Can you set out the records below as a JSON list of strings, one string per line, with blank lines dropped and the pictures left out?
* * * * * * *
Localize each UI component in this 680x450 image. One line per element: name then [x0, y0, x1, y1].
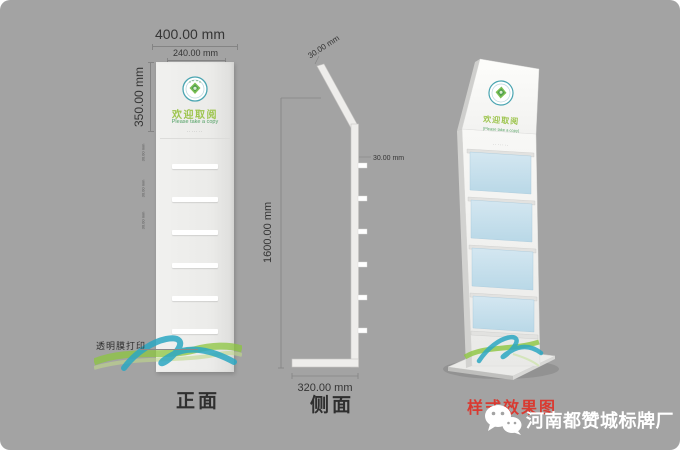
front-inner-width-dim: 240.00 mm	[153, 48, 238, 58]
front-outer-width-dim: 400.00 mm	[140, 26, 240, 42]
front-slot-2	[172, 197, 218, 202]
front-inner-dim-line	[167, 60, 226, 61]
side-view-drawing: 1600.00 mm 30.00 mm 30.00 mm 320.00 mm	[255, 35, 405, 420]
front-panel: 欢迎取阅 Please take a copy ·······	[156, 62, 234, 372]
watermark: 河南都赞城标牌厂	[484, 404, 674, 436]
render-3d-stand: 欢迎取阅 (Please take a copy) ·······	[435, 45, 595, 390]
side-view-caption: 侧面	[296, 390, 368, 417]
design-sheet: 400.00 mm 240.00 mm 350.00 mm 30.00 mm 3…	[0, 0, 680, 450]
side-slot-tab-dim: 30.00 mm	[373, 155, 404, 162]
side-vertical-bar	[351, 124, 359, 367]
front-micro-text: ·······	[156, 129, 234, 134]
green-leaf-emblem-icon	[182, 76, 208, 102]
watermark-text: 河南都赞城标牌厂	[526, 407, 674, 433]
front-header-dim-line	[150, 62, 151, 132]
front-swoosh-graphic	[94, 328, 242, 376]
front-slot-3	[172, 230, 218, 235]
side-slant-bar	[317, 64, 357, 128]
front-welcome-en: Please take a copy	[156, 119, 234, 125]
wechat-icon	[484, 404, 522, 436]
side-base-bar	[292, 359, 359, 367]
front-slot-1	[172, 164, 218, 169]
front-small-dim-3: 30.00 mm	[141, 208, 146, 234]
film-print-label: 透明膜打印	[96, 339, 146, 352]
front-small-dim-1: 30.00 mm	[141, 140, 146, 166]
front-slot-4	[172, 263, 218, 268]
front-header-divider	[160, 138, 230, 139]
side-height-dim: 1600.00 mm	[262, 202, 274, 263]
front-header-height-dim: 350.00 mm	[132, 66, 146, 128]
side-shelf-tabs	[358, 163, 367, 333]
front-slot-5	[172, 296, 218, 301]
film-print-leader-line	[140, 349, 198, 350]
side-top-thickness-dim: 30.00 mm	[306, 35, 341, 60]
render-micro-text: ·······	[493, 142, 510, 148]
front-outer-dim-line	[152, 46, 238, 47]
front-small-dim-2: 30.00 mm	[141, 176, 146, 202]
front-view-caption: 正面	[158, 386, 238, 413]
* * * * * * *
**Answer in full**
[
  "Localize each UI component in this 680x450 image. One line per element: name then [x0, y0, x1, y1].",
  "front-inner-width-dim: 240.00 mm\t[153, 48, 238, 58]",
  "front-outer-width-dim: 400.00 mm\t[140, 26, 240, 42]",
  "front-slot-2\t[172, 197, 218, 202]",
  "front-inner-dim-line\t[167, 60, 226, 61]",
  "side-view-drawing: 1600.00 mm 30.00 mm 30.00 mm 320.00 mm\t[255, 35, 405, 420]",
  "front-panel: 欢迎取阅 Please take a copy ·······\t[156, 62, 234, 372]",
  "watermark: 河南都赞城标牌厂\t[484, 404, 674, 436]",
  "render-3d-stand: 欢迎取阅 (Please take a copy) ·······\t[435, 45, 595, 390]",
  "side-view-caption: 侧面\t[296, 390, 368, 417]",
  "design-sheet: 400.00 mm 240.00 mm 350.00 mm 30.00 mm 3…\t[0, 0, 680, 450]",
  "side-slot-tab-dim: 30.00 mm\t[373, 155, 404, 162]",
  "side-vertical-bar\t[351, 124, 359, 367]",
  "front-micro-text: ·······\t[156, 129, 234, 134]",
  "green-leaf-emblem-icon\t[182, 76, 208, 102]",
  "watermark-text: 河南都赞城标牌厂\t[526, 407, 674, 433]",
  "front-header-dim-line\t[150, 62, 151, 132]",
  "front-swoosh-graphic\t[94, 328, 242, 376]",
  "front-slot-3\t[172, 230, 218, 235]",
  "side-slant-bar\t[317, 64, 357, 128]",
  "front-welcome-en: Please take a copy\t[156, 119, 234, 125]",
  "wechat-icon\t[484, 404, 522, 436]",
  "side-base-bar\t[292, 359, 359, 367]",
  "front-slot-1\t[172, 164, 218, 169]",
  "front-small-dim-3: 30.00 mm\t[141, 208, 146, 234]",
  "film-print-label: 透明膜打印\t[96, 339, 146, 352]",
  "front-small-dim-1: 30.00 mm\t[141, 140, 146, 166]",
  "front-slot-4\t[172, 263, 218, 268]",
  "front-header-divider\t[160, 138, 230, 139]",
  "side-height-dim: 1600.00 mm\t[262, 202, 274, 263]",
  "front-header-height-dim: 350.00 mm\t[132, 66, 146, 128]",
  "side-shelf-tabs\t[358, 163, 367, 333]",
  "front-slot-5\t[172, 296, 218, 301]",
  "film-print-leader-line\t[140, 349, 198, 350]",
  "side-top-thickness-dim: 30.00 mm\t[306, 35, 341, 60]",
  "render-micro-text: ·······\t[493, 142, 510, 148]",
  "front-outer-dim-line\t[152, 46, 238, 47]",
  "front-small-dim-2: 30.00 mm\t[141, 176, 146, 202]",
  "front-view-caption: 正面\t[158, 386, 238, 413]"
]